Read the lines that follow and pick out every one containing the word "headline".

[Begin MATERIALS PROVIDED]

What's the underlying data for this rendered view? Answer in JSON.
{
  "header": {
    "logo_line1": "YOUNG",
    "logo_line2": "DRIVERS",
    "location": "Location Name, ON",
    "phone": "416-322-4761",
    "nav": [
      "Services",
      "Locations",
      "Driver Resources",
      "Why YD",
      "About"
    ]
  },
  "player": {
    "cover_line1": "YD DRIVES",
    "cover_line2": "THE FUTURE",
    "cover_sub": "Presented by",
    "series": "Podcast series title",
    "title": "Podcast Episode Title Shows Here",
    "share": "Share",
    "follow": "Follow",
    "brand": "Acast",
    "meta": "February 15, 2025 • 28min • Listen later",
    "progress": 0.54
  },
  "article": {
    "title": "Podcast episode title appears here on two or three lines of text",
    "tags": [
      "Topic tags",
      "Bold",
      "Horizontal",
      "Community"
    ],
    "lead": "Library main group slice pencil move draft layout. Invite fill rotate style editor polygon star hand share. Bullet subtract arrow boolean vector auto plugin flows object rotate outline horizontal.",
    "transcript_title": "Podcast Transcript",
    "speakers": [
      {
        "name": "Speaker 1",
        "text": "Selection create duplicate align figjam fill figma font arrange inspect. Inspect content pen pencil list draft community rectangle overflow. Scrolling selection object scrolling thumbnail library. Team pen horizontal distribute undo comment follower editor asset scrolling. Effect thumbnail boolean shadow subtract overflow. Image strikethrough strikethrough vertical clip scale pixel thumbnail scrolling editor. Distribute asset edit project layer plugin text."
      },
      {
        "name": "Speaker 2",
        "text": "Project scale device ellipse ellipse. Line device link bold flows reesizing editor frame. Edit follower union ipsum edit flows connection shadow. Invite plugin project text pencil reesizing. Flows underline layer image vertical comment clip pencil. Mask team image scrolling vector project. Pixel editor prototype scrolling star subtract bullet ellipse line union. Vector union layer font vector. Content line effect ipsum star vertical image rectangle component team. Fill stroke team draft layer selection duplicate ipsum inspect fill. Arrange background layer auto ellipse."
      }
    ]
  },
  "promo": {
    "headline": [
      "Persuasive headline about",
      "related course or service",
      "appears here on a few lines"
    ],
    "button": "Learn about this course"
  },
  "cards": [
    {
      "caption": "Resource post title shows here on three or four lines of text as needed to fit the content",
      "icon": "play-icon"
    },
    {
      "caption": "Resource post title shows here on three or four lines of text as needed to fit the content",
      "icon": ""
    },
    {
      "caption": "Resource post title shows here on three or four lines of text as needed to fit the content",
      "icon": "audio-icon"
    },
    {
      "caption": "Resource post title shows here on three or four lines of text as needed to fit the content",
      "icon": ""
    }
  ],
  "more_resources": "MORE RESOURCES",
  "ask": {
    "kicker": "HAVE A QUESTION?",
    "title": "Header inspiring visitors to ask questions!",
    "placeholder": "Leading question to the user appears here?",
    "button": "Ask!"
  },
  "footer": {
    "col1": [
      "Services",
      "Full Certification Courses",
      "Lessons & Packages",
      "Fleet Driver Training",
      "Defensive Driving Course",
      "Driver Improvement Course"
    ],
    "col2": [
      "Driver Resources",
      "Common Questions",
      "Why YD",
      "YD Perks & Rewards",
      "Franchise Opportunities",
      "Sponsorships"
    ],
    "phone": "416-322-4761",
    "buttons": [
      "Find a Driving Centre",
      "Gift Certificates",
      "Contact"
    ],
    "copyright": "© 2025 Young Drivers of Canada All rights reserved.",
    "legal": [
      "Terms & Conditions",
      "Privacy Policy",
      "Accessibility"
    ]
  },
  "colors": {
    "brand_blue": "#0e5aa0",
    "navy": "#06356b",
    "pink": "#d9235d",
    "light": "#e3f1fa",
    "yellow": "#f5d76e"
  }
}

[End MATERIALS PROVIDED]

• TASK SOLUTION:
    "headline": [
      "Persuasive headline about",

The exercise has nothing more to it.